§ Task to carry out
Reproduce the whole listing, character for character.

§ Working data
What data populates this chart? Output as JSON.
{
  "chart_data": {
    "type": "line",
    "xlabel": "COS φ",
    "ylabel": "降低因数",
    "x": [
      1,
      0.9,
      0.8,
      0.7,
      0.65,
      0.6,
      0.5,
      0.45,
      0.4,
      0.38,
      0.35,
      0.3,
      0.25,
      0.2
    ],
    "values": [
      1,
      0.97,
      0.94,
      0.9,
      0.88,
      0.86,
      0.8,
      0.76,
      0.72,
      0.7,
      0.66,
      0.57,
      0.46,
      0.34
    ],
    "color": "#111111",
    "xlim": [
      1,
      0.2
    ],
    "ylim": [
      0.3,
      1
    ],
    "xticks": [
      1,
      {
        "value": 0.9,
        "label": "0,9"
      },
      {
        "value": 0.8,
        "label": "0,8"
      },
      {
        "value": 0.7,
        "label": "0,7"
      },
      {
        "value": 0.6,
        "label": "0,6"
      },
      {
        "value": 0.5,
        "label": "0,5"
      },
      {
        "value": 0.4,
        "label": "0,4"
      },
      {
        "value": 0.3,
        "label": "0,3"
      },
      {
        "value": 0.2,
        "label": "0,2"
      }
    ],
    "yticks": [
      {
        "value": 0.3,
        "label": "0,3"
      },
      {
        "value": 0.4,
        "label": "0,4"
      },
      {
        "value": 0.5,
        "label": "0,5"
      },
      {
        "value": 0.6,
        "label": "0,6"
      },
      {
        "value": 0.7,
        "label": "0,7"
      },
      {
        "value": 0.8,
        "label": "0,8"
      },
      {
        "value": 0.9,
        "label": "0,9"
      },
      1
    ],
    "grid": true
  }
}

§ Task result
What data populates this chart? Output as JSON.
{
  "chart_data": {
    "type": "line",
    "xlabel": "COS φ",
    "ylabel": "降低因数",
    "x": [
      1,
      0.9,
      0.8,
      0.7,
      0.65,
      0.6,
      0.5,
      0.45,
      0.4,
      0.38,
      0.35,
      0.3,
      0.25,
      0.2
    ],
    "values": [
      1,
      0.97,
      0.94,
      0.9,
      0.88,
      0.86,
      0.8,
      0.76,
      0.72,
      0.7,
      0.66,
      0.57,
      0.46,
      0.34
    ],
    "color": "#111111",
    "xlim": [
      1,
      0.2
    ],
    "ylim": [
      0.3,
      1
    ],
    "xticks": [
      1,
      {
        "value": 0.9,
        "label": "0,9"
      },
      {
        "value": 0.8,
        "label": "0,8"
      },
      {
        "value": 0.7,
        "label": "0,7"
      },
      {
        "value": 0.6,
        "label": "0,6"
      },
      {
        "value": 0.5,
        "label": "0,5"
      },
      {
        "value": 0.4,
        "label": "0,4"
      },
      {
        "value": 0.3,
        "label": "0,3"
      },
      {
        "value": 0.2,
        "label": "0,2"
      }
    ],
    "yticks": [
      {
        "value": 0.3,
        "label": "0,3"
      },
      {
        "value": 0.4,
        "label": "0,4"
      },
      {
        "value": 0.5,
        "label": "0,5"
      },
      {
        "value": 0.6,
        "label": "0,6"
      },
      {
        "value": 0.7,
        "label": "0,7"
      },
      {
        "value": 0.8,
        "label": "0,8"
      },
      {
        "value": 0.9,
        "label": "0,9"
      },
      1
    ],
    "grid": true
  }
}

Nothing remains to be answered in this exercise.